WHAT YOU NEED TO DO:
Which lines contain the string "Markets"? Please list every one of them.

TASK DATA:
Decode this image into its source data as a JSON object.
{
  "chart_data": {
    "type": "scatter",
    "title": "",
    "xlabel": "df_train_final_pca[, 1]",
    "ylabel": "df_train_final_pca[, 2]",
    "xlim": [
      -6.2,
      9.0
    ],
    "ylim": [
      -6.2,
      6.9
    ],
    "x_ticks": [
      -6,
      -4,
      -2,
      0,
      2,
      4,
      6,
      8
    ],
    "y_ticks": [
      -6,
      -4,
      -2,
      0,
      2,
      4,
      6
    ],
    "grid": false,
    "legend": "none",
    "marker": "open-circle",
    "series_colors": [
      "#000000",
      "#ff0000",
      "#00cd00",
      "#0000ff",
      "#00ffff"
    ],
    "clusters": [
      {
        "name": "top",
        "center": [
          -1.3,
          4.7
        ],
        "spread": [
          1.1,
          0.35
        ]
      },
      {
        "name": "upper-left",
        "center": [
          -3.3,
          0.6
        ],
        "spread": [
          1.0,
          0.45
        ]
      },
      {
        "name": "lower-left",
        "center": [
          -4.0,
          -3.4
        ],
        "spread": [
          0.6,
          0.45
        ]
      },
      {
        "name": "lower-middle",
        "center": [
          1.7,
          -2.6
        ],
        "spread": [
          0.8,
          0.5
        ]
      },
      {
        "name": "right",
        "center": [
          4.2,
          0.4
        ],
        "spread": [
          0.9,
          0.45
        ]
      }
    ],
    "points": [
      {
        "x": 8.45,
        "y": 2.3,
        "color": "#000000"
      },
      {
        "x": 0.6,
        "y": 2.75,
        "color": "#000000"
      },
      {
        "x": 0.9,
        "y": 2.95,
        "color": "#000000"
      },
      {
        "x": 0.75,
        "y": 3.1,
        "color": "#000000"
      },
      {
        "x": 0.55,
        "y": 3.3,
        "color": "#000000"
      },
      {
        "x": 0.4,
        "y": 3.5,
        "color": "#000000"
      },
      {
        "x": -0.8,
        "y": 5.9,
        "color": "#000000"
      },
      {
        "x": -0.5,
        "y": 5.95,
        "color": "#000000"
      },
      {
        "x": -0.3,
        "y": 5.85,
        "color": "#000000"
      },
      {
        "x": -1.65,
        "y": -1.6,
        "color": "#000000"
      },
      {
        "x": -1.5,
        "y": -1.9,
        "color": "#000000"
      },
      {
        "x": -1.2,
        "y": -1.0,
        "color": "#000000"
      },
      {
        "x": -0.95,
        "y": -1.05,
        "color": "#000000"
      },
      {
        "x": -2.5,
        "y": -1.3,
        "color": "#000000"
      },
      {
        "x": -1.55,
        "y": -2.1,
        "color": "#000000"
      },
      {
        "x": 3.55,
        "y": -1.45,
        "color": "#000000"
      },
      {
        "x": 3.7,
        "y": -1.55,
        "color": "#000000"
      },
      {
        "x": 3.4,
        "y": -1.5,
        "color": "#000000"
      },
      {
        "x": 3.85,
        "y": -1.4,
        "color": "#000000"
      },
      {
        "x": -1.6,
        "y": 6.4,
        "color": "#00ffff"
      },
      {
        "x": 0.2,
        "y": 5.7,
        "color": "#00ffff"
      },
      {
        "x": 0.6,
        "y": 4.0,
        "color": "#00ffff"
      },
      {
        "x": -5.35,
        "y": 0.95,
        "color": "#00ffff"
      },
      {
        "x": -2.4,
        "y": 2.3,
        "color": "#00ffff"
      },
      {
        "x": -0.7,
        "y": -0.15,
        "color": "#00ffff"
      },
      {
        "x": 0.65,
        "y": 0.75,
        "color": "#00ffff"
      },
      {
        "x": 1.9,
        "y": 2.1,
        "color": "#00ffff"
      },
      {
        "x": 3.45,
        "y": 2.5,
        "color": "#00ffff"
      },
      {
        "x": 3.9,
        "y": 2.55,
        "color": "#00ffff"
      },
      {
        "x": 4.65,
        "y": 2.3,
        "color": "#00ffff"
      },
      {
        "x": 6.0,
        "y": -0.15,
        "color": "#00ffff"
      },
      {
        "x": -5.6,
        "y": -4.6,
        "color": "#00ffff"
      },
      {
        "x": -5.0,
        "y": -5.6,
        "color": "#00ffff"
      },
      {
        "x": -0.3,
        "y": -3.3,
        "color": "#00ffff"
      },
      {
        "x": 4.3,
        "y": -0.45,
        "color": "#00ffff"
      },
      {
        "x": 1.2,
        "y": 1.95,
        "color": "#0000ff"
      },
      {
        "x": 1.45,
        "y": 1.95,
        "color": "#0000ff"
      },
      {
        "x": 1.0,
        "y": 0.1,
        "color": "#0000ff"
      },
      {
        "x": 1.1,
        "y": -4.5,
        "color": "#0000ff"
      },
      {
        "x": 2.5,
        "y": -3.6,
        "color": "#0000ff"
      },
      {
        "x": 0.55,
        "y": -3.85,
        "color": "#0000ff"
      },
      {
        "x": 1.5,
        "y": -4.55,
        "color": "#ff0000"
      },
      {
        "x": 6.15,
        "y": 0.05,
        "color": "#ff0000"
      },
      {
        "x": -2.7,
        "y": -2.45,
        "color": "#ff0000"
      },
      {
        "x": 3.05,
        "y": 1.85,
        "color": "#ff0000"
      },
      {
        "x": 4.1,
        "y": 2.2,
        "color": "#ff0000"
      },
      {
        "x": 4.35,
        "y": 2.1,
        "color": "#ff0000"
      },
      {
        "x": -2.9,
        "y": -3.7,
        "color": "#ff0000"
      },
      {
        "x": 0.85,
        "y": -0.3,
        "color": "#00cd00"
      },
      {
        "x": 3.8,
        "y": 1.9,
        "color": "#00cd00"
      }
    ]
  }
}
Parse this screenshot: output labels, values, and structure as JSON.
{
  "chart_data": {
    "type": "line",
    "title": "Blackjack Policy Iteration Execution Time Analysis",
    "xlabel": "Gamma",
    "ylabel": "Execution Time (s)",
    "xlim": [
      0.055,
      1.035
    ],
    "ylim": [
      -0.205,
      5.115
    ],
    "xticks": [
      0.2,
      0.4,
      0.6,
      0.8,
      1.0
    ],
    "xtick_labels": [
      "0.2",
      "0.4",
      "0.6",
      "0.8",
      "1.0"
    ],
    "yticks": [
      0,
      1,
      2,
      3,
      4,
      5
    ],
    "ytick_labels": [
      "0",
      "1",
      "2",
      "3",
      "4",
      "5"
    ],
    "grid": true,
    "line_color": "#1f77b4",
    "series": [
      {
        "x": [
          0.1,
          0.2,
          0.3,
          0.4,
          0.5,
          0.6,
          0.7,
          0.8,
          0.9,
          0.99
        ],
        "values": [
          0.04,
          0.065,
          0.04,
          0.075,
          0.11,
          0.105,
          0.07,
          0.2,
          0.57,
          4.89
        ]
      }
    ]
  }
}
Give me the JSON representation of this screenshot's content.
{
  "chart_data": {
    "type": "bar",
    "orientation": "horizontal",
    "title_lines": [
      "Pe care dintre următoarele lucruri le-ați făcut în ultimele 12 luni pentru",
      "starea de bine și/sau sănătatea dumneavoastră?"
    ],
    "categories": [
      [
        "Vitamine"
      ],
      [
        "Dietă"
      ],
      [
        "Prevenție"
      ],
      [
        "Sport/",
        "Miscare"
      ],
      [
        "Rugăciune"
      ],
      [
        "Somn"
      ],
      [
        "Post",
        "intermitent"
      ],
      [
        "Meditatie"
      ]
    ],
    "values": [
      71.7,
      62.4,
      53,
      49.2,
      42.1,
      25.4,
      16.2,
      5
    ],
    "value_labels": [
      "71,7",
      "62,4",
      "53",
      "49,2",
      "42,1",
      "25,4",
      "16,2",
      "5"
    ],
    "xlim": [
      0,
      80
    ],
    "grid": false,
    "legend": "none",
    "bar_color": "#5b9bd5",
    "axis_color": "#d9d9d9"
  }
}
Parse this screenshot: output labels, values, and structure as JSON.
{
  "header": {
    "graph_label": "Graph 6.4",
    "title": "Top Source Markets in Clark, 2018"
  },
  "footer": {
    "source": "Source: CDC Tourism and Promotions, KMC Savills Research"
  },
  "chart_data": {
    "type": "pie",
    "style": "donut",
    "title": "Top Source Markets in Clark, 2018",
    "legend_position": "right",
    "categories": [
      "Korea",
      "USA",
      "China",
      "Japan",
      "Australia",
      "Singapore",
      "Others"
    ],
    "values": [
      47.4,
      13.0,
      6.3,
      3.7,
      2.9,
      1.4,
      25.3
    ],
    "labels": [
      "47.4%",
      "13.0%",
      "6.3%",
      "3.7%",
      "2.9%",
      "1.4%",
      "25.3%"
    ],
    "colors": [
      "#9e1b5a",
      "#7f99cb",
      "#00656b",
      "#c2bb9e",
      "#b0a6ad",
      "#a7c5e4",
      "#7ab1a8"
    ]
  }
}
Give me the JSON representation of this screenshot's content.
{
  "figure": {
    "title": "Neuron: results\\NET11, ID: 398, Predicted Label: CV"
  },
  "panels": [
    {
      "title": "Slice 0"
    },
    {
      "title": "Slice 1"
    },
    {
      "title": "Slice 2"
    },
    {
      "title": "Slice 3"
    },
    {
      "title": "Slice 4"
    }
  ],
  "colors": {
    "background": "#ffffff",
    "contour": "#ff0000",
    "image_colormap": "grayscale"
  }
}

CORRECT OUTPUT:
    "title": "Top Source Markets in Clark, 2018"
    "title": "Top Source Markets in Clark, 2018",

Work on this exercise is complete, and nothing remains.